>> Start Entries provided
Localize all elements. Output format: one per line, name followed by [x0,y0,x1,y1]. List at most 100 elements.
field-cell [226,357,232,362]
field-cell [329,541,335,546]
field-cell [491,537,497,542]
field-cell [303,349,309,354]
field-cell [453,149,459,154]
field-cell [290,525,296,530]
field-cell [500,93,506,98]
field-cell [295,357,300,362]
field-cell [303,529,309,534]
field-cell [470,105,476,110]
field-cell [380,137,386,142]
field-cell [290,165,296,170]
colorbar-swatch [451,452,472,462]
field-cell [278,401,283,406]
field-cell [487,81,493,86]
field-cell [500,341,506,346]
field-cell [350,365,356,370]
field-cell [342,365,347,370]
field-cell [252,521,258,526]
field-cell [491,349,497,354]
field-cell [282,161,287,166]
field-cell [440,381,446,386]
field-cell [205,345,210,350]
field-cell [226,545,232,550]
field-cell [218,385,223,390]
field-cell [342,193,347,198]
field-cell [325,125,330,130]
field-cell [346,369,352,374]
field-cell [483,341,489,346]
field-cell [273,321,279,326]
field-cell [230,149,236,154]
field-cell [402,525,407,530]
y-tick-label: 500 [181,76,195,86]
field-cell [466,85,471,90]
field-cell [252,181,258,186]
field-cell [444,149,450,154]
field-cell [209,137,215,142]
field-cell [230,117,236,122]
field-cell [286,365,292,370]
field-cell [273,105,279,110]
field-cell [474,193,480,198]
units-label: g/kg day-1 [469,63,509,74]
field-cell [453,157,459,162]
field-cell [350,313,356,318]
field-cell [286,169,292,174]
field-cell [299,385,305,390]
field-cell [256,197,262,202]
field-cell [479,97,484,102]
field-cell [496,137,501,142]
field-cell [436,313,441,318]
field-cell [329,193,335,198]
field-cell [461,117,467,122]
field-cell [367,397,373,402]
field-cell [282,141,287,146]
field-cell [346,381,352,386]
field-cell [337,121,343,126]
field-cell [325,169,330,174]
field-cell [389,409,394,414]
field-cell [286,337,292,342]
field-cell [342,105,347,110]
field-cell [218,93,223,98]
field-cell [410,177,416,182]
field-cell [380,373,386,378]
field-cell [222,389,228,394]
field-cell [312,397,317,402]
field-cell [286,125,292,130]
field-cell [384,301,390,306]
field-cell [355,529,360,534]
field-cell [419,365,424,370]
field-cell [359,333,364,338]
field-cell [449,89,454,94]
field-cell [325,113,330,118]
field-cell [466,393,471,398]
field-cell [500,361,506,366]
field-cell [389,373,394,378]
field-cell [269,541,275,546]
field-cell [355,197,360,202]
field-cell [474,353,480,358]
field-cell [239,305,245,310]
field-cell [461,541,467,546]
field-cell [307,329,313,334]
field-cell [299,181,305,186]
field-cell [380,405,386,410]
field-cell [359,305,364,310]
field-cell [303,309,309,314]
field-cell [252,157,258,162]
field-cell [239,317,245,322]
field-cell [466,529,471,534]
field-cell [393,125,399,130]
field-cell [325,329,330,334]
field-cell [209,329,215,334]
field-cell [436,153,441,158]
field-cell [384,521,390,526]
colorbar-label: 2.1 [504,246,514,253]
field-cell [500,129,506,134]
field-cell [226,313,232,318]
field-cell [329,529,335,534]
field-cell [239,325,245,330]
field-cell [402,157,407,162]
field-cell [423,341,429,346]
>> End Entries provided
Rewrite the stretch from the start of the items through the line containing "field-cell [290,525,296,530]", replacing "field-cell" with "grid-cell" and leaving everything else unchanged.

Localize all elements. Output format: one per line, name followed by [x0,y0,x1,y1]. List at most 100 elements.
grid-cell [226,357,232,362]
grid-cell [329,541,335,546]
grid-cell [491,537,497,542]
grid-cell [303,349,309,354]
grid-cell [453,149,459,154]
grid-cell [290,525,296,530]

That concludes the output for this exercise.